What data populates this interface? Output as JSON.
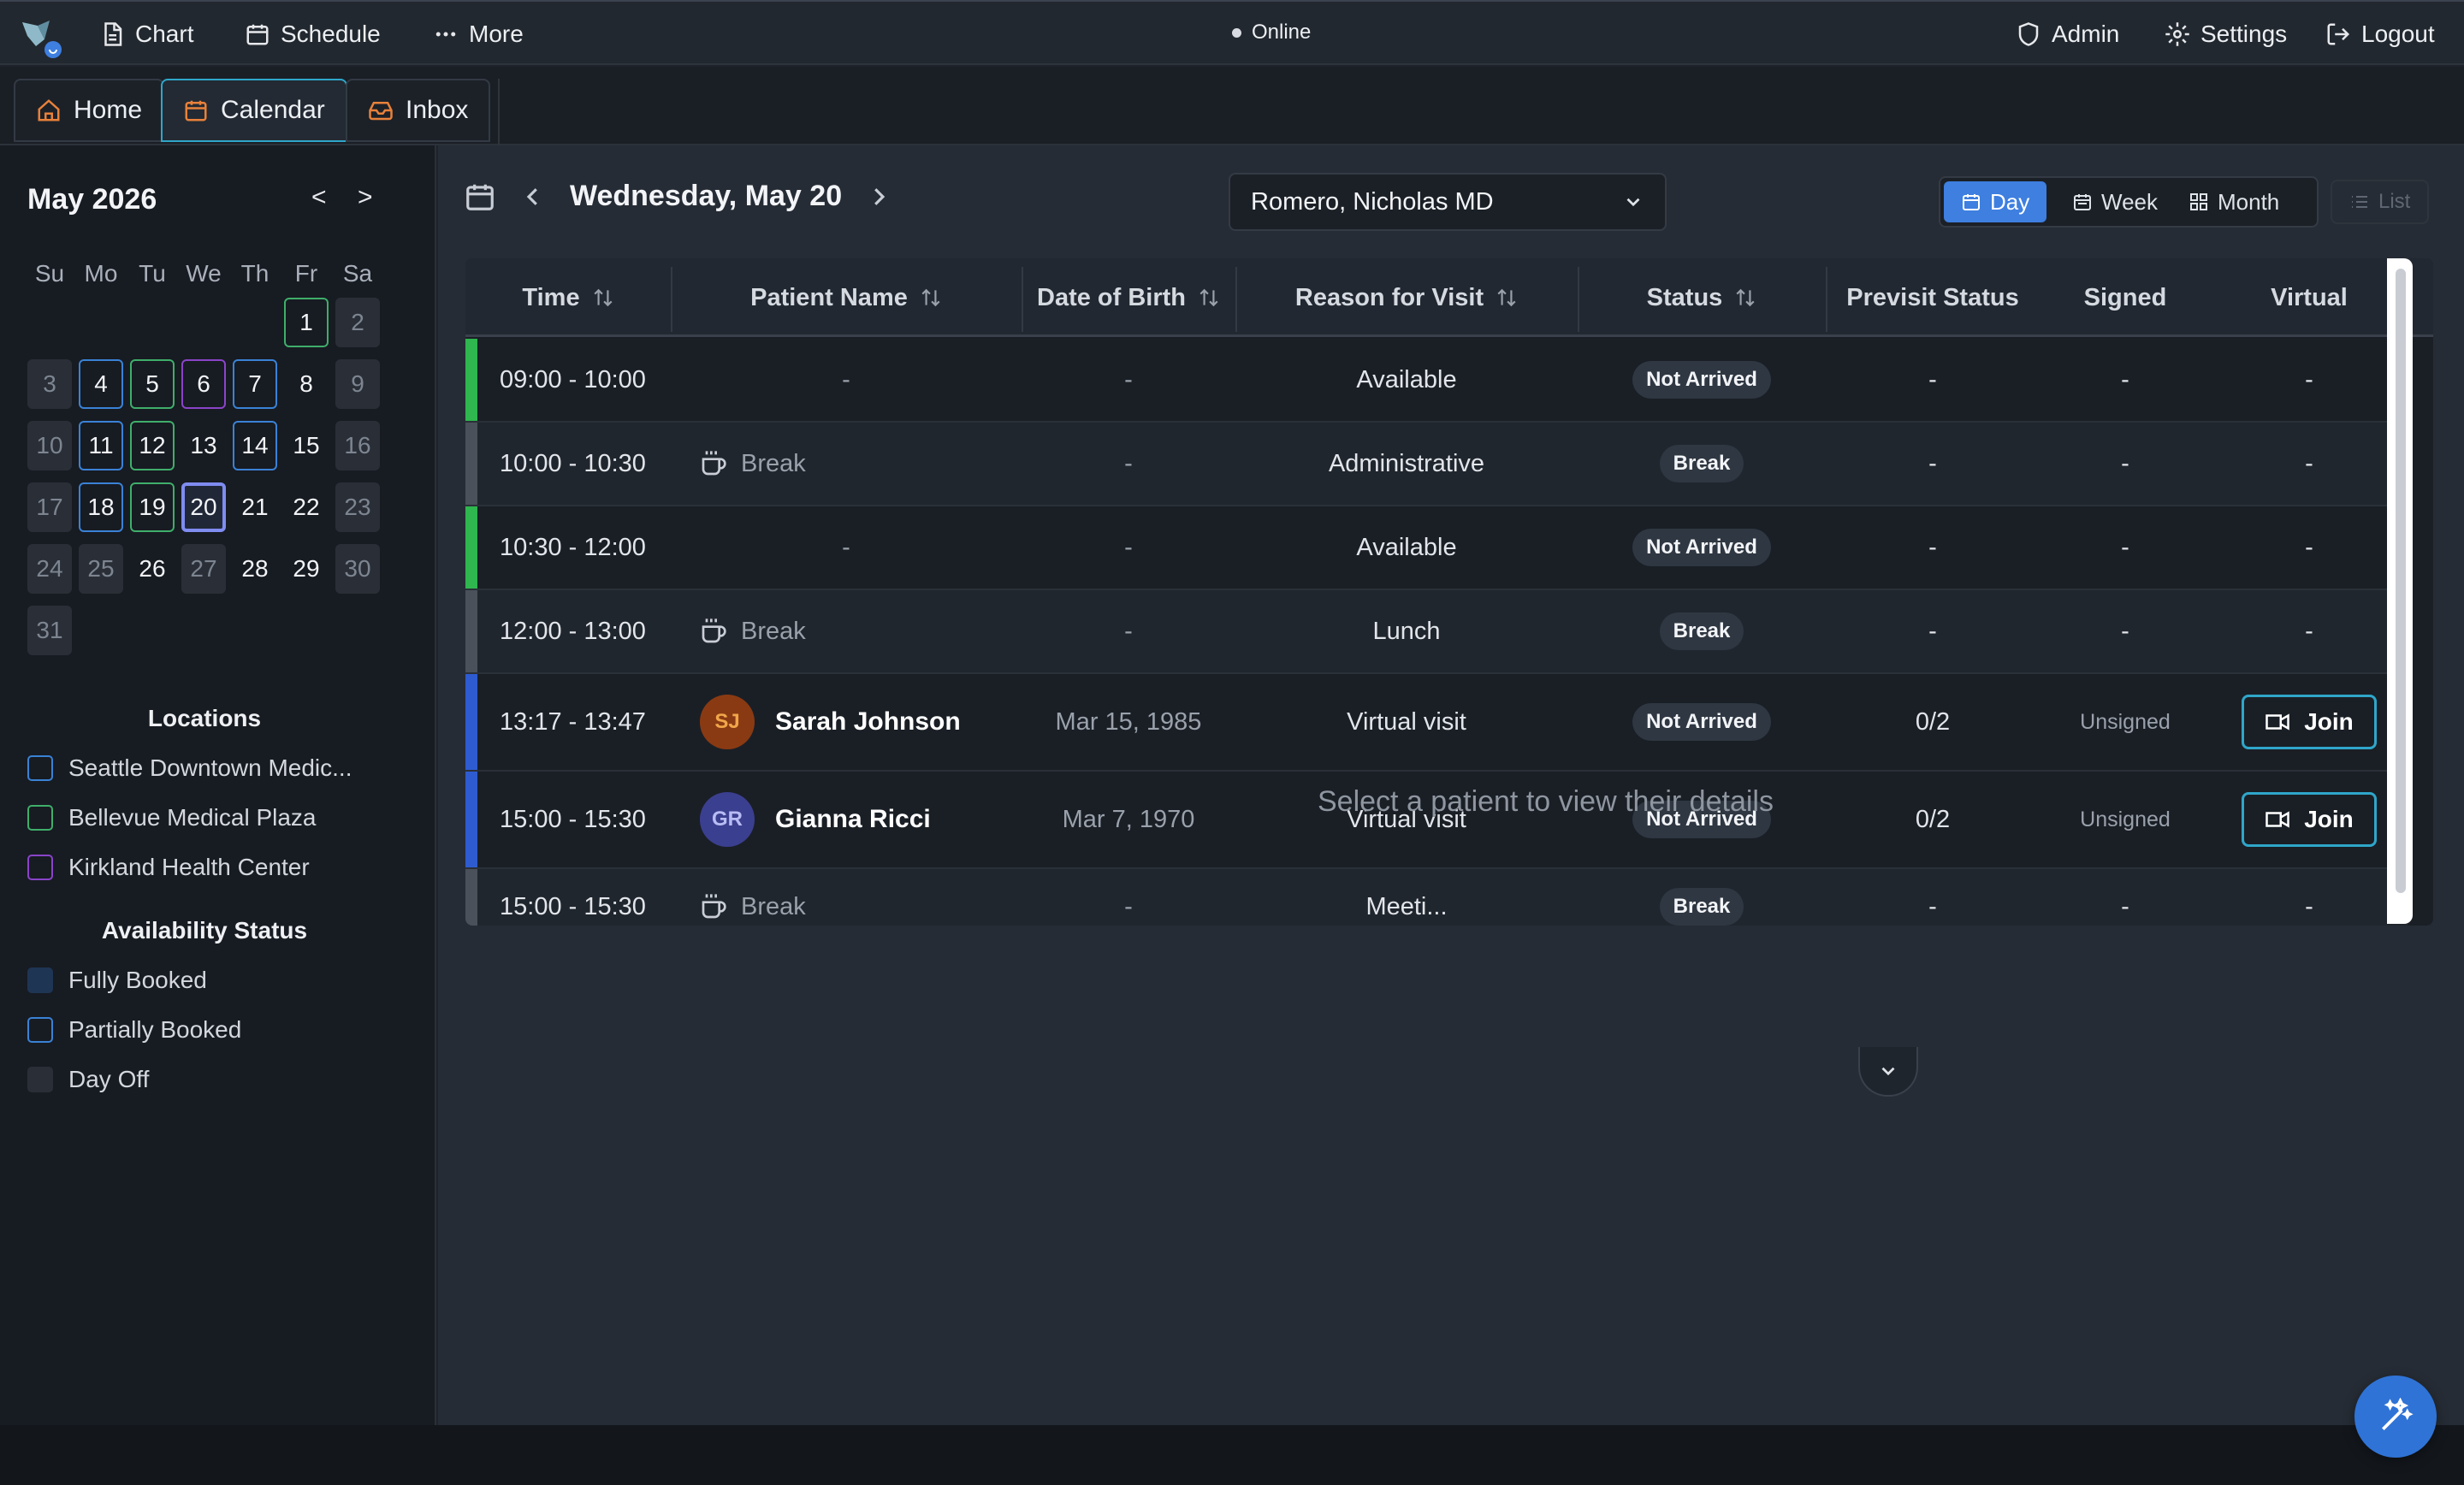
{
  "topbar": {
    "nav": [
      {
        "label": "Chart",
        "icon": "document-icon"
      },
      {
        "label": "Schedule",
        "icon": "calendar-icon"
      },
      {
        "label": "More",
        "icon": "more-dots-icon"
      }
    ],
    "status": "Online",
    "right": [
      {
        "label": "Admin",
        "icon": "shield-icon"
      },
      {
        "label": "Settings",
        "icon": "gear-icon"
      },
      {
        "label": "Logout",
        "icon": "logout-icon"
      }
    ]
  },
  "tabs": [
    {
      "label": "Home",
      "icon": "home-icon",
      "active": false
    },
    {
      "label": "Calendar",
      "icon": "calendar-icon",
      "active": true
    },
    {
      "label": "Inbox",
      "icon": "inbox-icon",
      "active": false
    }
  ],
  "calendar": {
    "month_label": "May 2026",
    "prev": "<",
    "next": ">",
    "weekdays": [
      "Su",
      "Mo",
      "Tu",
      "We",
      "Th",
      "Fr",
      "Sa"
    ],
    "weeks": [
      [
        null,
        null,
        null,
        null,
        null,
        {
          "d": "1",
          "s": "green"
        },
        {
          "d": "2",
          "s": "muted"
        }
      ],
      [
        {
          "d": "3",
          "s": "muted"
        },
        {
          "d": "4",
          "s": "blue"
        },
        {
          "d": "5",
          "s": "green"
        },
        {
          "d": "6",
          "s": "purple"
        },
        {
          "d": "7",
          "s": "blue"
        },
        {
          "d": "8",
          "s": ""
        },
        {
          "d": "9",
          "s": "muted"
        }
      ],
      [
        {
          "d": "10",
          "s": "muted"
        },
        {
          "d": "11",
          "s": "blue"
        },
        {
          "d": "12",
          "s": "green"
        },
        {
          "d": "13",
          "s": ""
        },
        {
          "d": "14",
          "s": "blue"
        },
        {
          "d": "15",
          "s": ""
        },
        {
          "d": "16",
          "s": "muted"
        }
      ],
      [
        {
          "d": "17",
          "s": "muted"
        },
        {
          "d": "18",
          "s": "blue"
        },
        {
          "d": "19",
          "s": "green"
        },
        {
          "d": "20",
          "s": "selected"
        },
        {
          "d": "21",
          "s": ""
        },
        {
          "d": "22",
          "s": ""
        },
        {
          "d": "23",
          "s": "muted"
        }
      ],
      [
        {
          "d": "24",
          "s": "muted"
        },
        {
          "d": "25",
          "s": "muted"
        },
        {
          "d": "26",
          "s": ""
        },
        {
          "d": "27",
          "s": "muted"
        },
        {
          "d": "28",
          "s": ""
        },
        {
          "d": "29",
          "s": ""
        },
        {
          "d": "30",
          "s": "muted"
        }
      ],
      [
        {
          "d": "31",
          "s": "muted"
        },
        null,
        null,
        null,
        null,
        null,
        null
      ]
    ]
  },
  "locations": {
    "heading": "Locations",
    "items": [
      {
        "label": "Seattle Downtown Medic...",
        "color": "#3a82d6"
      },
      {
        "label": "Bellevue Medical Plaza",
        "color": "#3fae6a"
      },
      {
        "label": "Kirkland Health Center",
        "color": "#8a44c9"
      }
    ]
  },
  "availability": {
    "heading": "Availability Status",
    "items": [
      {
        "label": "Fully Booked",
        "color": "#1f3554"
      },
      {
        "label": "Partially Booked",
        "color": "#3a82d6"
      },
      {
        "label": "Day Off",
        "color": "#2a2f37"
      }
    ]
  },
  "header": {
    "date_title": "Wednesday, May 20",
    "provider": "Romero, Nicholas MD",
    "views": [
      "Day",
      "Week",
      "Month"
    ],
    "active_view": "Day",
    "list_label": "List"
  },
  "table": {
    "columns": [
      "Time",
      "Patient Name",
      "Date of Birth",
      "Reason for Visit",
      "Status",
      "Previsit Status",
      "Signed",
      "Virtual"
    ],
    "rows": [
      {
        "time": "09:00 - 10:00",
        "patient": "-",
        "type": "slot",
        "dob": "-",
        "reason": "Available",
        "status": "Not Arrived",
        "previsit": "-",
        "signed": "-",
        "virtual": "-",
        "bar": "#2fb64e"
      },
      {
        "time": "10:00 - 10:30",
        "patient": "Break",
        "type": "break",
        "dob": "-",
        "reason": "Administrative",
        "status": "Break",
        "previsit": "-",
        "signed": "-",
        "virtual": "-",
        "bar": "#4a515b"
      },
      {
        "time": "10:30 - 12:00",
        "patient": "-",
        "type": "slot",
        "dob": "-",
        "reason": "Available",
        "status": "Not Arrived",
        "previsit": "-",
        "signed": "-",
        "virtual": "-",
        "bar": "#2fb64e"
      },
      {
        "time": "12:00 - 13:00",
        "patient": "Break",
        "type": "break",
        "dob": "-",
        "reason": "Lunch",
        "status": "Break",
        "previsit": "-",
        "signed": "-",
        "virtual": "-",
        "bar": "#4a515b"
      },
      {
        "time": "13:17 - 13:47",
        "patient": "Sarah Johnson",
        "initials": "SJ",
        "avatar_bg": "#8a3a12",
        "avatar_fg": "#f0a64a",
        "type": "patient",
        "dob": "Mar 15, 1985",
        "reason": "Virtual visit",
        "status": "Not Arrived",
        "previsit": "0/2",
        "signed": "Unsigned",
        "virtual": "Join",
        "bar": "#2e5bd0"
      },
      {
        "time": "15:00 - 15:30",
        "patient": "Gianna Ricci",
        "initials": "GR",
        "avatar_bg": "#3b3f8f",
        "avatar_fg": "#b8bcf4",
        "type": "patient",
        "dob": "Mar 7, 1970",
        "reason": "Virtual visit",
        "status": "Not Arrived",
        "previsit": "0/2",
        "signed": "Unsigned",
        "virtual": "Join",
        "bar": "#2e5bd0"
      },
      {
        "time": "15:00 - 15:30",
        "patient": "Break",
        "type": "break",
        "dob": "-",
        "reason": "Meeti...",
        "status": "Break",
        "previsit": "-",
        "signed": "-",
        "virtual": "-",
        "bar": "#4a515b"
      }
    ]
  },
  "empty_state": "Select a patient to view their details",
  "fab": {
    "icon": "magic-wand-icon"
  }
}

▬▬▬

▶ EXERCISE PROMPT
All of the lines above should be printed exactly, minus the pictures.

▶ RESULT FOR THIS TASK
What data populates this interface? Output as JSON.
{
  "topbar": {
    "nav": [
      {
        "label": "Chart",
        "icon": "document-icon"
      },
      {
        "label": "Schedule",
        "icon": "calendar-icon"
      },
      {
        "label": "More",
        "icon": "more-dots-icon"
      }
    ],
    "status": "Online",
    "right": [
      {
        "label": "Admin",
        "icon": "shield-icon"
      },
      {
        "label": "Settings",
        "icon": "gear-icon"
      },
      {
        "label": "Logout",
        "icon": "logout-icon"
      }
    ]
  },
  "tabs": [
    {
      "label": "Home",
      "icon": "home-icon",
      "active": false
    },
    {
      "label": "Calendar",
      "icon": "calendar-icon",
      "active": true
    },
    {
      "label": "Inbox",
      "icon": "inbox-icon",
      "active": false
    }
  ],
  "calendar": {
    "month_label": "May 2026",
    "prev": "<",
    "next": ">",
    "weekdays": [
      "Su",
      "Mo",
      "Tu",
      "We",
      "Th",
      "Fr",
      "Sa"
    ],
    "weeks": [
      [
        null,
        null,
        null,
        null,
        null,
        {
          "d": "1",
          "s": "green"
        },
        {
          "d": "2",
          "s": "muted"
        }
      ],
      [
        {
          "d": "3",
          "s": "muted"
        },
        {
          "d": "4",
          "s": "blue"
        },
        {
          "d": "5",
          "s": "green"
        },
        {
          "d": "6",
          "s": "purple"
        },
        {
          "d": "7",
          "s": "blue"
        },
        {
          "d": "8",
          "s": ""
        },
        {
          "d": "9",
          "s": "muted"
        }
      ],
      [
        {
          "d": "10",
          "s": "muted"
        },
        {
          "d": "11",
          "s": "blue"
        },
        {
          "d": "12",
          "s": "green"
        },
        {
          "d": "13",
          "s": ""
        },
        {
          "d": "14",
          "s": "blue"
        },
        {
          "d": "15",
          "s": ""
        },
        {
          "d": "16",
          "s": "muted"
        }
      ],
      [
        {
          "d": "17",
          "s": "muted"
        },
        {
          "d": "18",
          "s": "blue"
        },
        {
          "d": "19",
          "s": "green"
        },
        {
          "d": "20",
          "s": "selected"
        },
        {
          "d": "21",
          "s": ""
        },
        {
          "d": "22",
          "s": ""
        },
        {
          "d": "23",
          "s": "muted"
        }
      ],
      [
        {
          "d": "24",
          "s": "muted"
        },
        {
          "d": "25",
          "s": "muted"
        },
        {
          "d": "26",
          "s": ""
        },
        {
          "d": "27",
          "s": "muted"
        },
        {
          "d": "28",
          "s": ""
        },
        {
          "d": "29",
          "s": ""
        },
        {
          "d": "30",
          "s": "muted"
        }
      ],
      [
        {
          "d": "31",
          "s": "muted"
        },
        null,
        null,
        null,
        null,
        null,
        null
      ]
    ]
  },
  "locations": {
    "heading": "Locations",
    "items": [
      {
        "label": "Seattle Downtown Medic...",
        "color": "#3a82d6"
      },
      {
        "label": "Bellevue Medical Plaza",
        "color": "#3fae6a"
      },
      {
        "label": "Kirkland Health Center",
        "color": "#8a44c9"
      }
    ]
  },
  "availability": {
    "heading": "Availability Status",
    "items": [
      {
        "label": "Fully Booked",
        "color": "#1f3554"
      },
      {
        "label": "Partially Booked",
        "color": "#3a82d6"
      },
      {
        "label": "Day Off",
        "color": "#2a2f37"
      }
    ]
  },
  "header": {
    "date_title": "Wednesday, May 20",
    "provider": "Romero, Nicholas MD",
    "views": [
      "Day",
      "Week",
      "Month"
    ],
    "active_view": "Day",
    "list_label": "List"
  },
  "table": {
    "columns": [
      "Time",
      "Patient Name",
      "Date of Birth",
      "Reason for Visit",
      "Status",
      "Previsit Status",
      "Signed",
      "Virtual"
    ],
    "rows": [
      {
        "time": "09:00 - 10:00",
        "patient": "-",
        "type": "slot",
        "dob": "-",
        "reason": "Available",
        "status": "Not Arrived",
        "previsit": "-",
        "signed": "-",
        "virtual": "-",
        "bar": "#2fb64e"
      },
      {
        "time": "10:00 - 10:30",
        "patient": "Break",
        "type": "break",
        "dob": "-",
        "reason": "Administrative",
        "status": "Break",
        "previsit": "-",
        "signed": "-",
        "virtual": "-",
        "bar": "#4a515b"
      },
      {
        "time": "10:30 - 12:00",
        "patient": "-",
        "type": "slot",
        "dob": "-",
        "reason": "Available",
        "status": "Not Arrived",
        "previsit": "-",
        "signed": "-",
        "virtual": "-",
        "bar": "#2fb64e"
      },
      {
        "time": "12:00 - 13:00",
        "patient": "Break",
        "type": "break",
        "dob": "-",
        "reason": "Lunch",
        "status": "Break",
        "previsit": "-",
        "signed": "-",
        "virtual": "-",
        "bar": "#4a515b"
      },
      {
        "time": "13:17 - 13:47",
        "patient": "Sarah Johnson",
        "initials": "SJ",
        "avatar_bg": "#8a3a12",
        "avatar_fg": "#f0a64a",
        "type": "patient",
        "dob": "Mar 15, 1985",
        "reason": "Virtual visit",
        "status": "Not Arrived",
        "previsit": "0/2",
        "signed": "Unsigned",
        "virtual": "Join",
        "bar": "#2e5bd0"
      },
      {
        "time": "15:00 - 15:30",
        "patient": "Gianna Ricci",
        "initials": "GR",
        "avatar_bg": "#3b3f8f",
        "avatar_fg": "#b8bcf4",
        "type": "patient",
        "dob": "Mar 7, 1970",
        "reason": "Virtual visit",
        "status": "Not Arrived",
        "previsit": "0/2",
        "signed": "Unsigned",
        "virtual": "Join",
        "bar": "#2e5bd0"
      },
      {
        "time": "15:00 - 15:30",
        "patient": "Break",
        "type": "break",
        "dob": "-",
        "reason": "Meeti...",
        "status": "Break",
        "previsit": "-",
        "signed": "-",
        "virtual": "-",
        "bar": "#4a515b"
      }
    ]
  },
  "empty_state": "Select a patient to view their details",
  "fab": {
    "icon": "magic-wand-icon"
  }
}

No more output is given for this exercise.